- [Exercise prompt]
All records below must be retyped exactly.
━━ Information provided
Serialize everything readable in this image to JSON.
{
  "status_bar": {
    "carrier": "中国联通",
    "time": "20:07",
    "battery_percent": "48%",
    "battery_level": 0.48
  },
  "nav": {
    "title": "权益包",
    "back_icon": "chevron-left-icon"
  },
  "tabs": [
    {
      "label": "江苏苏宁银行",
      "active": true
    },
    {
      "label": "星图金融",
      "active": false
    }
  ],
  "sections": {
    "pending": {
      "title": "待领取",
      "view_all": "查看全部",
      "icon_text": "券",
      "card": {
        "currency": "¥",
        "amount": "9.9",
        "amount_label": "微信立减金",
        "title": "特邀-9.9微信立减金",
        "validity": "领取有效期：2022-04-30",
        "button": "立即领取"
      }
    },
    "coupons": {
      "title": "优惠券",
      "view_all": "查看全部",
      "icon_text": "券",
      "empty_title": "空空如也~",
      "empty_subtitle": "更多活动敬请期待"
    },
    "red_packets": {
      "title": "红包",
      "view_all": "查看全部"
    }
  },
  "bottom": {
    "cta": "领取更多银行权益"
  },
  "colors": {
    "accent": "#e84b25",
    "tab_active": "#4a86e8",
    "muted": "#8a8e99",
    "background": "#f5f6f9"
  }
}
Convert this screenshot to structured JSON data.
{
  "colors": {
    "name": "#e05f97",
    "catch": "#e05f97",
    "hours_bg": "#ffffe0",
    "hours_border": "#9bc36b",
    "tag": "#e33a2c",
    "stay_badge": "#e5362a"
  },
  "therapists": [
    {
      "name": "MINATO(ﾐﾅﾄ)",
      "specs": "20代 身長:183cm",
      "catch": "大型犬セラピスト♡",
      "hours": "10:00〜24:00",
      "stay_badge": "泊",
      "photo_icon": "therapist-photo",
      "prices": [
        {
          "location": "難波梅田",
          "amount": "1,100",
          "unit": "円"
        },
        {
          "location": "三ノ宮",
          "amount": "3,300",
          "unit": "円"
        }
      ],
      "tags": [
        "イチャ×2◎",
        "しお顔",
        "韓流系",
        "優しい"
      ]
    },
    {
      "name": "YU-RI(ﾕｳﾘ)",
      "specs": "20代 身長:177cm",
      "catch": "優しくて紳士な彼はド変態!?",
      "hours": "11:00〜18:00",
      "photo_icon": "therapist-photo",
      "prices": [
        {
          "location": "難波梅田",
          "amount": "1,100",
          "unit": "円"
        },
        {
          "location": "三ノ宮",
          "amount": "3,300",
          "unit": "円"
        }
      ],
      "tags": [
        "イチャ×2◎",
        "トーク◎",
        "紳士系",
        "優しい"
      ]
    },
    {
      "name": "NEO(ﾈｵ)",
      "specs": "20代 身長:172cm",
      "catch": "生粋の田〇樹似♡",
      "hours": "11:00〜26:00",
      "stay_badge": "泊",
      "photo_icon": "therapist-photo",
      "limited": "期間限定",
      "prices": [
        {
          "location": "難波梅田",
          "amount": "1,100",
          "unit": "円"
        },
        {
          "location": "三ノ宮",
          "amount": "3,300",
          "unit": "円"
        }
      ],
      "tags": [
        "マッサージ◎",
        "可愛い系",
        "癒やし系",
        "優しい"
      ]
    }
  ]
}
━━━━
- [Solution to the exercise]
Serialize everything readable in this image to JSON.
{
  "status_bar": {
    "carrier": "中国联通",
    "time": "20:07",
    "battery_percent": "48%",
    "battery_level": 0.48
  },
  "nav": {
    "title": "权益包",
    "back_icon": "chevron-left-icon"
  },
  "tabs": [
    {
      "label": "江苏苏宁银行",
      "active": true
    },
    {
      "label": "星图金融",
      "active": false
    }
  ],
  "sections": {
    "pending": {
      "title": "待领取",
      "view_all": "查看全部",
      "icon_text": "券",
      "card": {
        "currency": "¥",
        "amount": "9.9",
        "amount_label": "微信立减金",
        "title": "特邀-9.9微信立减金",
        "validity": "领取有效期：2022-04-30",
        "button": "立即领取"
      }
    },
    "coupons": {
      "title": "优惠券",
      "view_all": "查看全部",
      "icon_text": "券",
      "empty_title": "空空如也~",
      "empty_subtitle": "更多活动敬请期待"
    },
    "red_packets": {
      "title": "红包",
      "view_all": "查看全部"
    }
  },
  "bottom": {
    "cta": "领取更多银行权益"
  },
  "colors": {
    "accent": "#e84b25",
    "tab_active": "#4a86e8",
    "muted": "#8a8e99",
    "background": "#f5f6f9"
  }
}
Convert this screenshot to structured JSON data.
{
  "colors": {
    "name": "#e05f97",
    "catch": "#e05f97",
    "hours_bg": "#ffffe0",
    "hours_border": "#9bc36b",
    "tag": "#e33a2c",
    "stay_badge": "#e5362a"
  },
  "therapists": [
    {
      "name": "MINATO(ﾐﾅﾄ)",
      "specs": "20代 身長:183cm",
      "catch": "大型犬セラピスト♡",
      "hours": "10:00〜24:00",
      "stay_badge": "泊",
      "photo_icon": "therapist-photo",
      "prices": [
        {
          "location": "難波梅田",
          "amount": "1,100",
          "unit": "円"
        },
        {
          "location": "三ノ宮",
          "amount": "3,300",
          "unit": "円"
        }
      ],
      "tags": [
        "イチャ×2◎",
        "しお顔",
        "韓流系",
        "優しい"
      ]
    },
    {
      "name": "YU-RI(ﾕｳﾘ)",
      "specs": "20代 身長:177cm",
      "catch": "優しくて紳士な彼はド変態!?",
      "hours": "11:00〜18:00",
      "photo_icon": "therapist-photo",
      "prices": [
        {
          "location": "難波梅田",
          "amount": "1,100",
          "unit": "円"
        },
        {
          "location": "三ノ宮",
          "amount": "3,300",
          "unit": "円"
        }
      ],
      "tags": [
        "イチャ×2◎",
        "トーク◎",
        "紳士系",
        "優しい"
      ]
    },
    {
      "name": "NEO(ﾈｵ)",
      "specs": "20代 身長:172cm",
      "catch": "生粋の田〇樹似♡",
      "hours": "11:00〜26:00",
      "stay_badge": "泊",
      "photo_icon": "therapist-photo",
      "limited": "期間限定",
      "prices": [
        {
          "location": "難波梅田",
          "amount": "1,100",
          "unit": "円"
        },
        {
          "location": "三ノ宮",
          "amount": "3,300",
          "unit": "円"
        }
      ],
      "tags": [
        "マッサージ◎",
        "可愛い系",
        "癒やし系",
        "優しい"
      ]
    }
  ]
}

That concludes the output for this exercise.